Given request
From the line containing "Extract the structured" to the last line of the data below, copy everything exactly and nothing else; pictures stay out.

Given data
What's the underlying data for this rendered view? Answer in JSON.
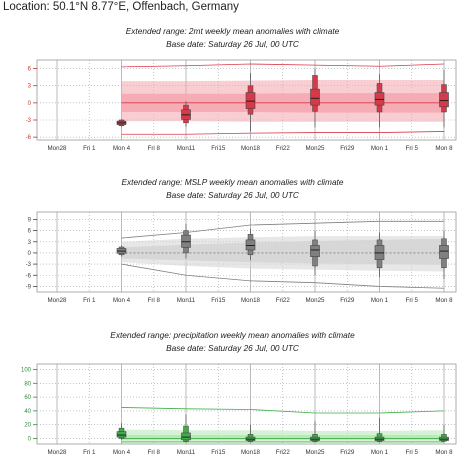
{
  "location": "Location: 50.1°N 8.77°E, Offenbach, Germany",
  "x_ticks": [
    "Mon28",
    "Fri 1",
    "Mon 4",
    "Fri 8",
    "Mon11",
    "Fri15",
    "Mon18",
    "Fri22",
    "Mon25",
    "Fri29",
    "Mon 1",
    "Fri 5",
    "Mon 8"
  ],
  "chart_data": [
    {
      "type": "box",
      "title": "Extended range: 2mt weekly mean anomalies with climate",
      "subtitle": "Base date: Saturday 26 Jul, 00 UTC",
      "ylim": [
        -6.5,
        7.5
      ],
      "yticks": [
        -6,
        -3,
        0,
        3,
        6
      ],
      "accent_color": "#d63a4a",
      "climate_color": "#f4a6ae",
      "axis_color": "#c0392b",
      "week_positions": [
        2,
        4,
        6,
        8,
        10,
        12
      ],
      "climate_start": 2,
      "climate": {
        "x": [
          2,
          4,
          6,
          8,
          10,
          12
        ],
        "min": [
          -5.5,
          -5.5,
          -5.3,
          -5.2,
          -5.2,
          -5.0
        ],
        "p10": [
          -3.2,
          -3.2,
          -3.3,
          -3.3,
          -3.3,
          -3.3
        ],
        "p25": [
          -1.6,
          -1.6,
          -1.6,
          -1.7,
          -1.7,
          -1.7
        ],
        "median": [
          0,
          0,
          0,
          0,
          0,
          0
        ],
        "p75": [
          1.6,
          1.6,
          1.6,
          1.7,
          1.7,
          1.7
        ],
        "p90": [
          3.8,
          3.8,
          3.9,
          4.0,
          4.0,
          4.0
        ],
        "max": [
          6.3,
          6.5,
          6.8,
          6.6,
          6.4,
          6.8
        ]
      },
      "ensemble": [
        {
          "week": "Mon 4",
          "min": -4.2,
          "p10": -4.0,
          "p25": -3.8,
          "median": -3.5,
          "p75": -3.2,
          "p90": -3.0,
          "max": -2.8
        },
        {
          "week": "Mon11",
          "min": -4.2,
          "p10": -3.5,
          "p25": -2.9,
          "median": -2.1,
          "p75": -1.2,
          "p90": -0.4,
          "max": 0.3
        },
        {
          "week": "Mon18",
          "min": -5.0,
          "p10": -2.0,
          "p25": -1.0,
          "median": 0.3,
          "p75": 1.8,
          "p90": 3.0,
          "max": 5.2
        },
        {
          "week": "Mon25",
          "min": -4.3,
          "p10": -1.5,
          "p25": -0.4,
          "median": 0.8,
          "p75": 2.4,
          "p90": 4.8,
          "max": 6.0
        },
        {
          "week": "Mon 1",
          "min": -4.3,
          "p10": -1.6,
          "p25": -0.4,
          "median": 0.6,
          "p75": 1.8,
          "p90": 3.4,
          "max": 5.0
        },
        {
          "week": "Mon 8",
          "min": -4.3,
          "p10": -1.6,
          "p25": -0.7,
          "median": 0.4,
          "p75": 1.8,
          "p90": 3.2,
          "max": 5.8
        }
      ]
    },
    {
      "type": "box",
      "title": "Extended range: MSLP weekly mean anomalies with climate",
      "subtitle": "Base date: Saturday 26 Jul, 00 UTC",
      "ylim": [
        -10.5,
        11
      ],
      "yticks": [
        -9,
        -6,
        -3,
        0,
        3,
        6,
        9
      ],
      "accent_color": "#808080",
      "climate_color": "#d4d4d4",
      "axis_color": "#444444",
      "week_positions": [
        2,
        4,
        6,
        8,
        10,
        12
      ],
      "climate_start": 2,
      "climate": {
        "x": [
          2,
          4,
          6,
          8,
          10,
          12
        ],
        "min": [
          -3.0,
          -6.0,
          -7.5,
          -8.0,
          -9.0,
          -9.5
        ],
        "p10": [
          -2.5,
          -3.5,
          -4.2,
          -4.5,
          -4.8,
          -5.0
        ],
        "p25": [
          -1.5,
          -2.0,
          -2.5,
          -2.8,
          -3.0,
          -3.2
        ],
        "median": [
          0,
          0,
          0,
          0,
          0,
          0
        ],
        "p75": [
          1.5,
          2.2,
          2.8,
          3.2,
          3.5,
          3.8
        ],
        "p90": [
          3.0,
          3.8,
          4.2,
          4.5,
          4.5,
          4.6
        ],
        "max": [
          4.0,
          5.5,
          7.5,
          8.0,
          8.5,
          8.5
        ]
      },
      "ensemble": [
        {
          "week": "Mon 4",
          "min": -1.0,
          "p10": -0.5,
          "p25": -0.1,
          "median": 0.5,
          "p75": 1.2,
          "p90": 1.6,
          "max": 2.0
        },
        {
          "week": "Mon11",
          "min": -1.5,
          "p10": 0.0,
          "p25": 1.5,
          "median": 3.0,
          "p75": 4.8,
          "p90": 6.0,
          "max": 7.8
        },
        {
          "week": "Mon18",
          "min": -2.0,
          "p10": -0.5,
          "p25": 0.8,
          "median": 2.0,
          "p75": 3.5,
          "p90": 5.0,
          "max": 6.5
        },
        {
          "week": "Mon25",
          "min": -6.0,
          "p10": -3.5,
          "p25": -1.0,
          "median": 0.8,
          "p75": 2.0,
          "p90": 3.5,
          "max": 6.0
        },
        {
          "week": "Mon 1",
          "min": -6.5,
          "p10": -4.0,
          "p25": -1.8,
          "median": 0.0,
          "p75": 2.0,
          "p90": 3.5,
          "max": 5.5
        },
        {
          "week": "Mon 8",
          "min": -7.0,
          "p10": -4.0,
          "p25": -1.5,
          "median": 0.5,
          "p75": 2.0,
          "p90": 3.8,
          "max": 6.0
        }
      ]
    },
    {
      "type": "box",
      "title": "Extended range: precipitation weekly mean anomalies with climate",
      "subtitle": "Base date: Saturday 26 Jul, 00 UTC",
      "ylim": [
        -8,
        108
      ],
      "yticks": [
        0,
        20,
        40,
        60,
        80,
        100
      ],
      "accent_color": "#3fae49",
      "climate_color": "#b5e8b0",
      "axis_color": "#2e8b3a",
      "week_positions": [
        2,
        4,
        6,
        8,
        10,
        12
      ],
      "climate_start": 2,
      "climate": {
        "x": [
          2,
          4,
          6,
          8,
          10,
          12
        ],
        "min": [
          -5,
          -5,
          -5,
          -5,
          -5,
          -5
        ],
        "p10": [
          -4,
          -4,
          -4,
          -4,
          -4,
          -4
        ],
        "p25": [
          -2,
          -2,
          -2,
          -2,
          -2,
          -2
        ],
        "median": [
          0,
          0,
          0,
          0,
          0,
          0
        ],
        "p75": [
          5,
          5,
          5,
          5,
          5,
          5
        ],
        "p90": [
          13,
          12,
          12,
          11,
          11,
          12
        ],
        "max": [
          45,
          43,
          42,
          37,
          37,
          40
        ]
      },
      "ensemble": [
        {
          "week": "Mon 4",
          "min": -2,
          "p10": 0,
          "p25": 2,
          "median": 5,
          "p75": 10,
          "p90": 15,
          "max": 22
        },
        {
          "week": "Mon11",
          "min": -5,
          "p10": -4,
          "p25": -2,
          "median": 2,
          "p75": 8,
          "p90": 18,
          "max": 35
        },
        {
          "week": "Mon18",
          "min": -5,
          "p10": -4,
          "p25": -3,
          "median": -1,
          "p75": 2,
          "p90": 6,
          "max": 20
        },
        {
          "week": "Mon25",
          "min": -5,
          "p10": -4,
          "p25": -3,
          "median": -1,
          "p75": 2,
          "p90": 6,
          "max": 25
        },
        {
          "week": "Mon 1",
          "min": -5,
          "p10": -4,
          "p25": -3,
          "median": -1,
          "p75": 2,
          "p90": 7,
          "max": 30
        },
        {
          "week": "Mon 8",
          "min": -5,
          "p10": -4,
          "p25": -3,
          "median": -1,
          "p75": 2,
          "p90": 6,
          "max": 20
        }
      ]
    }
  ]
}
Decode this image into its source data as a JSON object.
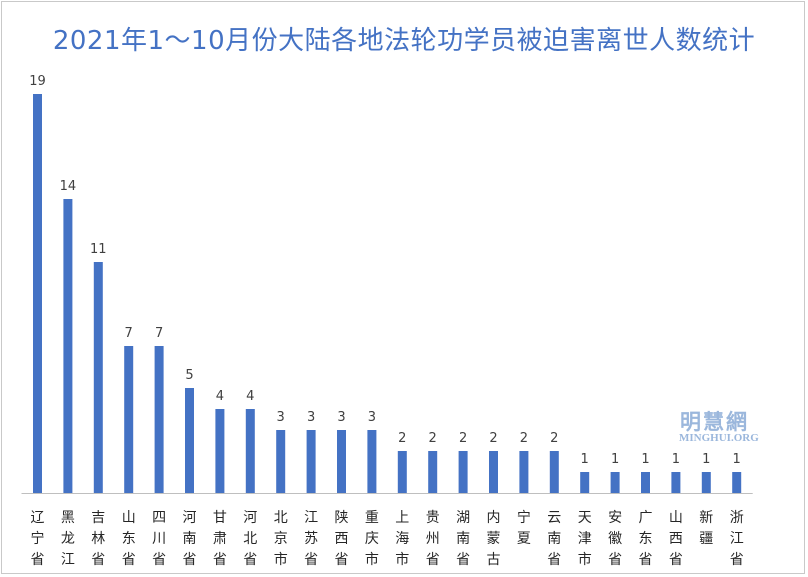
{
  "chart_data": {
    "type": "bar",
    "title": "2021年1～10月份大陆各地法轮功学员被迫害离世人数统计",
    "categories": [
      "辽宁省",
      "黑龙江",
      "吉林省",
      "山东省",
      "四川省",
      "河南省",
      "甘肃省",
      "河北省",
      "北京市",
      "江苏省",
      "陕西省",
      "重庆市",
      "上海市",
      "贵州省",
      "湖南省",
      "内蒙古",
      "宁夏",
      "云南省",
      "天津市",
      "安徽省",
      "广东省",
      "山西省",
      "新疆",
      "浙江省"
    ],
    "values": [
      19,
      14,
      11,
      7,
      7,
      5,
      4,
      4,
      3,
      3,
      3,
      3,
      2,
      2,
      2,
      2,
      2,
      2,
      1,
      1,
      1,
      1,
      1,
      1
    ],
    "ylim": [
      0,
      19
    ],
    "grid": false,
    "legend": "none",
    "bar_color": "#4472c4",
    "xlabel": "",
    "ylabel": ""
  },
  "watermark": {
    "cn": "明慧網",
    "en": "MINGHUI.ORG"
  }
}
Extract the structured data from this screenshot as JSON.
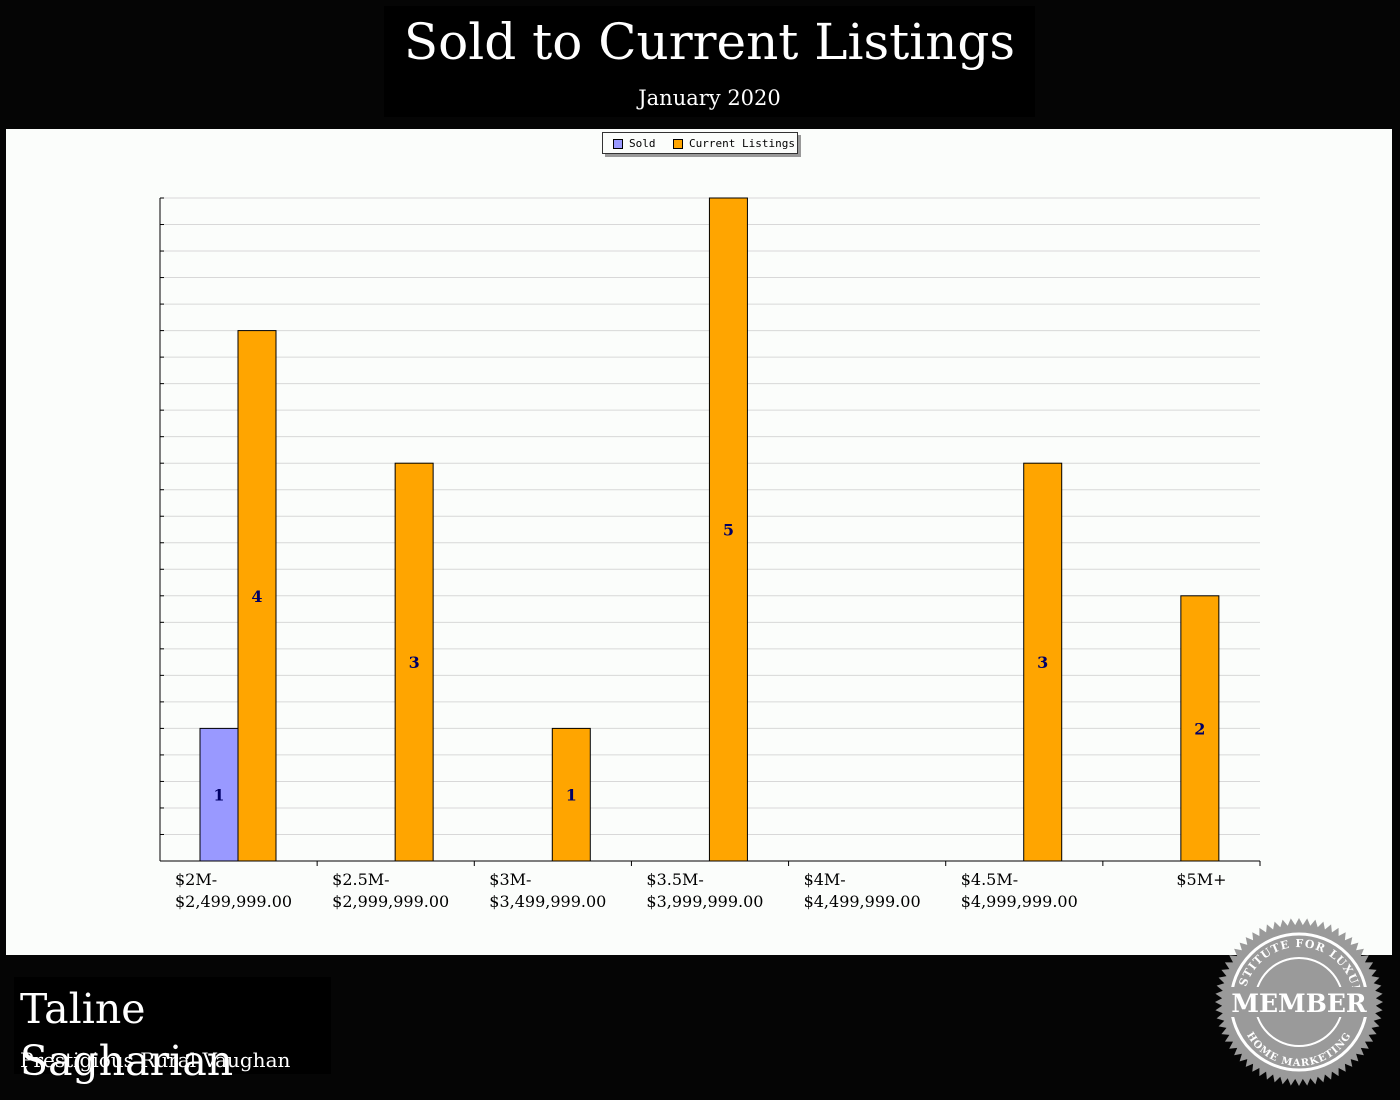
{
  "header": {
    "title": "Sold to Current Listings",
    "subtitle": "January 2020"
  },
  "footer": {
    "agent_name": "Taline Sagharian",
    "area": "Prestigious Rural Vaughan"
  },
  "badge": {
    "top_text": "INSTITUTE FOR LUXURY",
    "center_text": "MEMBER",
    "bottom_text": "HOME MARKETING"
  },
  "colors": {
    "sold": "#9999ff",
    "current_listings": "#ffa500"
  },
  "chart_data": {
    "type": "bar",
    "title": "Sold to Current Listings",
    "subtitle": "January 2020",
    "xlabel": "",
    "ylabel": "",
    "ylim": [
      0,
      5
    ],
    "grid": true,
    "legend_position": "top-center",
    "categories": [
      [
        "$2M-",
        "$2,499,999.00"
      ],
      [
        "$2.5M-",
        "$2,999,999.00"
      ],
      [
        "$3M-",
        "$3,499,999.00"
      ],
      [
        "$3.5M-",
        "$3,999,999.00"
      ],
      [
        "$4M-",
        "$4,499,999.00"
      ],
      [
        "$4.5M-",
        "$4,999,999.00"
      ],
      [
        "$5M+"
      ]
    ],
    "series": [
      {
        "name": "Sold",
        "values": [
          1,
          0,
          0,
          0,
          0,
          0,
          0
        ]
      },
      {
        "name": "Current Listings",
        "values": [
          4,
          3,
          1,
          5,
          0,
          3,
          2
        ]
      }
    ]
  }
}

Solution for this task
Extract the structured data from this screenshot as JSON.
{
  "header": {
    "title": "Sold to Current Listings",
    "subtitle": "January 2020"
  },
  "footer": {
    "agent_name": "Taline Sagharian",
    "area": "Prestigious Rural Vaughan"
  },
  "badge": {
    "top_text": "INSTITUTE FOR LUXURY",
    "center_text": "MEMBER",
    "bottom_text": "HOME MARKETING"
  },
  "colors": {
    "sold": "#9999ff",
    "current_listings": "#ffa500"
  },
  "chart_data": {
    "type": "bar",
    "title": "Sold to Current Listings",
    "subtitle": "January 2020",
    "xlabel": "",
    "ylabel": "",
    "ylim": [
      0,
      5
    ],
    "grid": true,
    "legend_position": "top-center",
    "categories": [
      [
        "$2M-",
        "$2,499,999.00"
      ],
      [
        "$2.5M-",
        "$2,999,999.00"
      ],
      [
        "$3M-",
        "$3,499,999.00"
      ],
      [
        "$3.5M-",
        "$3,999,999.00"
      ],
      [
        "$4M-",
        "$4,499,999.00"
      ],
      [
        "$4.5M-",
        "$4,999,999.00"
      ],
      [
        "$5M+"
      ]
    ],
    "series": [
      {
        "name": "Sold",
        "values": [
          1,
          0,
          0,
          0,
          0,
          0,
          0
        ]
      },
      {
        "name": "Current Listings",
        "values": [
          4,
          3,
          1,
          5,
          0,
          3,
          2
        ]
      }
    ]
  }
}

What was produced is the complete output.